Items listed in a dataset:
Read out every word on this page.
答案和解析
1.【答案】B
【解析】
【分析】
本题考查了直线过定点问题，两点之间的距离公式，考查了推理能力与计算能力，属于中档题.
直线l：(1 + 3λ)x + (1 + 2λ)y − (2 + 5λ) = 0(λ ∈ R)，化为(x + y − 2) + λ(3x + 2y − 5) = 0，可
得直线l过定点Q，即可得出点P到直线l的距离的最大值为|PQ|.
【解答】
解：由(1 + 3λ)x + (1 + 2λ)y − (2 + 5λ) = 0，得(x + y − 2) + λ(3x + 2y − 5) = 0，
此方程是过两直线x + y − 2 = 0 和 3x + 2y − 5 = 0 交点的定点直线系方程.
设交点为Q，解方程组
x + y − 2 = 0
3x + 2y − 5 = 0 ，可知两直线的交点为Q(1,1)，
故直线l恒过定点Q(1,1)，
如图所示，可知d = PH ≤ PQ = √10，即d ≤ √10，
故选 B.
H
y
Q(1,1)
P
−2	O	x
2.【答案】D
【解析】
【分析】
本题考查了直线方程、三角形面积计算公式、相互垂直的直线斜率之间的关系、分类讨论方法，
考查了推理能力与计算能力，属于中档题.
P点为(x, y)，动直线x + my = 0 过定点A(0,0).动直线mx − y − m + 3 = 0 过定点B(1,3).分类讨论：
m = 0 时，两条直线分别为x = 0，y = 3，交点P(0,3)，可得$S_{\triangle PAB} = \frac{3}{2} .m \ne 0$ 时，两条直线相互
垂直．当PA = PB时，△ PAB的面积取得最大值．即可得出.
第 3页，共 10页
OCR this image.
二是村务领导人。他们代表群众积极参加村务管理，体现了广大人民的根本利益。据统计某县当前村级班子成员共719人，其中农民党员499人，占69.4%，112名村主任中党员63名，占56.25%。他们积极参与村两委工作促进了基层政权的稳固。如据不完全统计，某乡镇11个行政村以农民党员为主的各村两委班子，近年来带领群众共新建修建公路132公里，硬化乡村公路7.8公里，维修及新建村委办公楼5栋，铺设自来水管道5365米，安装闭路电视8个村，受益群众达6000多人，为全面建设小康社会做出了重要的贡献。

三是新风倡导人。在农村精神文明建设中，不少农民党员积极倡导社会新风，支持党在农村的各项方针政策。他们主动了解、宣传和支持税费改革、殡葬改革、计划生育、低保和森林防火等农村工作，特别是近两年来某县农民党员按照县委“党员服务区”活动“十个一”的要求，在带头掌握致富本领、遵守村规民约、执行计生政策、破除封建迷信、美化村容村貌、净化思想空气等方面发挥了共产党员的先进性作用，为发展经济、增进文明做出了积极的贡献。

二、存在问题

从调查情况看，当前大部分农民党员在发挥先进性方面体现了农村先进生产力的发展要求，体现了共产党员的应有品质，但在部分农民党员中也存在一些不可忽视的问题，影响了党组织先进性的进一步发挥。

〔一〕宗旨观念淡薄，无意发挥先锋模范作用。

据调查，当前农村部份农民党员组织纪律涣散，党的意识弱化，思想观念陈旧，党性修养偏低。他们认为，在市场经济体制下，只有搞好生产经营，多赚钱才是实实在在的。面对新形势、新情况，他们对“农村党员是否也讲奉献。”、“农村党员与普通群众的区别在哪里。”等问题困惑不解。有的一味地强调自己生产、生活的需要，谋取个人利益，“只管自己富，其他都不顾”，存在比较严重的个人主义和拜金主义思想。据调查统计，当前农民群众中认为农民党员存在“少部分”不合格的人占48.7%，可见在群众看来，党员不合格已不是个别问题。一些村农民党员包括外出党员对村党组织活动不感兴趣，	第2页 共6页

Exercise: Your task is to repeat every entry exactly.

Solved problem:
Read out every word on this page.
答案和解析
1.【答案】B
【解析】
【分析】
本题考查了直线过定点问题，两点之间的距离公式，考查了推理能力与计算能力，属于中档题.
直线l：(1 + 3λ)x + (1 + 2λ)y − (2 + 5λ) = 0(λ ∈ R)，化为(x + y − 2) + λ(3x + 2y − 5) = 0，可
得直线l过定点Q，即可得出点P到直线l的距离的最大值为|PQ|.
【解答】
解：由(1 + 3λ)x + (1 + 2λ)y − (2 + 5λ) = 0，得(x + y − 2) + λ(3x + 2y − 5) = 0，
此方程是过两直线x + y − 2 = 0 和 3x + 2y − 5 = 0 交点的定点直线系方程.
设交点为Q，解方程组
x + y − 2 = 0
3x + 2y − 5 = 0 ，可知两直线的交点为Q(1,1)，
故直线l恒过定点Q(1,1)，
如图所示，可知d = PH ≤ PQ = √10，即d ≤ √10，
故选 B.
H
y
Q(1,1)
P
−2	O	x
2.【答案】D
【解析】
【分析】
本题考查了直线方程、三角形面积计算公式、相互垂直的直线斜率之间的关系、分类讨论方法，
考查了推理能力与计算能力，属于中档题.
P点为(x, y)，动直线x + my = 0 过定点A(0,0).动直线mx − y − m + 3 = 0 过定点B(1,3).分类讨论：
m = 0 时，两条直线分别为x = 0，y = 3，交点P(0,3)，可得$S_{\triangle PAB} = \frac{3}{2} .m \ne 0$ 时，两条直线相互
垂直．当PA = PB时，△ PAB的面积取得最大值．即可得出.
第 3页，共 10页
OCR this image.
二是村务领导人。他们代表群众积极参加村务管理，体现了广大人民的根本利益。据统计某县当前村级班子成员共719人，其中农民党员499人，占69.4%，112名村主任中党员63名，占56.25%。他们积极参与村两委工作促进了基层政权的稳固。如据不完全统计，某乡镇11个行政村以农民党员为主的各村两委班子，近年来带领群众共新建修建公路132公里，硬化乡村公路7.8公里，维修及新建村委办公楼5栋，铺设自来水管道5365米，安装闭路电视8个村，受益群众达6000多人，为全面建设小康社会做出了重要的贡献。

三是新风倡导人。在农村精神文明建设中，不少农民党员积极倡导社会新风，支持党在农村的各项方针政策。他们主动了解、宣传和支持税费改革、殡葬改革、计划生育、低保和森林防火等农村工作，特别是近两年来某县农民党员按照县委“党员服务区”活动“十个一”的要求，在带头掌握致富本领、遵守村规民约、执行计生政策、破除封建迷信、美化村容村貌、净化思想空气等方面发挥了共产党员的先进性作用，为发展经济、增进文明做出了积极的贡献。

二、存在问题

从调查情况看，当前大部分农民党员在发挥先进性方面体现了农村先进生产力的发展要求，体现了共产党员的应有品质，但在部分农民党员中也存在一些不可忽视的问题，影响了党组织先进性的进一步发挥。

〔一〕宗旨观念淡薄，无意发挥先锋模范作用。

据调查，当前农村部份农民党员组织纪律涣散，党的意识弱化，思想观念陈旧，党性修养偏低。他们认为，在市场经济体制下，只有搞好生产经营，多赚钱才是实实在在的。面对新形势、新情况，他们对“农村党员是否也讲奉献。”、“农村党员与普通群众的区别在哪里。”等问题困惑不解。有的一味地强调自己生产、生活的需要，谋取个人利益，“只管自己富，其他都不顾”，存在比较严重的个人主义和拜金主义思想。据调查统计，当前农民群众中认为农民党员存在“少部分”不合格的人占48.7%，可见在群众看来，党员不合格已不是个别问题。一些村农民党员包括外出党员对村党组织活动不感兴趣，	第2页 共6页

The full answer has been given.